Stated problem: Pull out every line with the word "Pflichtablieferung" from the entries below.
>> START Material to process
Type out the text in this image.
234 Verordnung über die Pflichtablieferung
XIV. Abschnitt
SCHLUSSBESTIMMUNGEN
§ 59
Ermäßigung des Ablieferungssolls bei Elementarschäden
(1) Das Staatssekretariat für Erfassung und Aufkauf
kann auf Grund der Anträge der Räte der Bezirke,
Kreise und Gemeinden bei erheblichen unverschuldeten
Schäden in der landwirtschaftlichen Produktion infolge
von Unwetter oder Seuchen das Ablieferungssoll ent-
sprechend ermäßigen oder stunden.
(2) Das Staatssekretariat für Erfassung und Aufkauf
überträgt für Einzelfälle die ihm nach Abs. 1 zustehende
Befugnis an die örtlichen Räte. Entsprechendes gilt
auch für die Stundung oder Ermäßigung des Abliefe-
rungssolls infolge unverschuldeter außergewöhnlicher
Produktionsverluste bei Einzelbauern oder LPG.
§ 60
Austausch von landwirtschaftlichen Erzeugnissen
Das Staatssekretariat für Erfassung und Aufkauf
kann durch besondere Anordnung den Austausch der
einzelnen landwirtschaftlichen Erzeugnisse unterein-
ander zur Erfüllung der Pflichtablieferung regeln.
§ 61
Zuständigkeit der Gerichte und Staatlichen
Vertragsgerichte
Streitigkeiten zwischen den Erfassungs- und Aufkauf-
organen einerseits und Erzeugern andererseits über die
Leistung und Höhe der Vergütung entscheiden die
>> END Material to process
Finished task:
234 Verordnung über die Pflichtablieferung
ander zur Erfüllung der Pflichtablieferung regeln.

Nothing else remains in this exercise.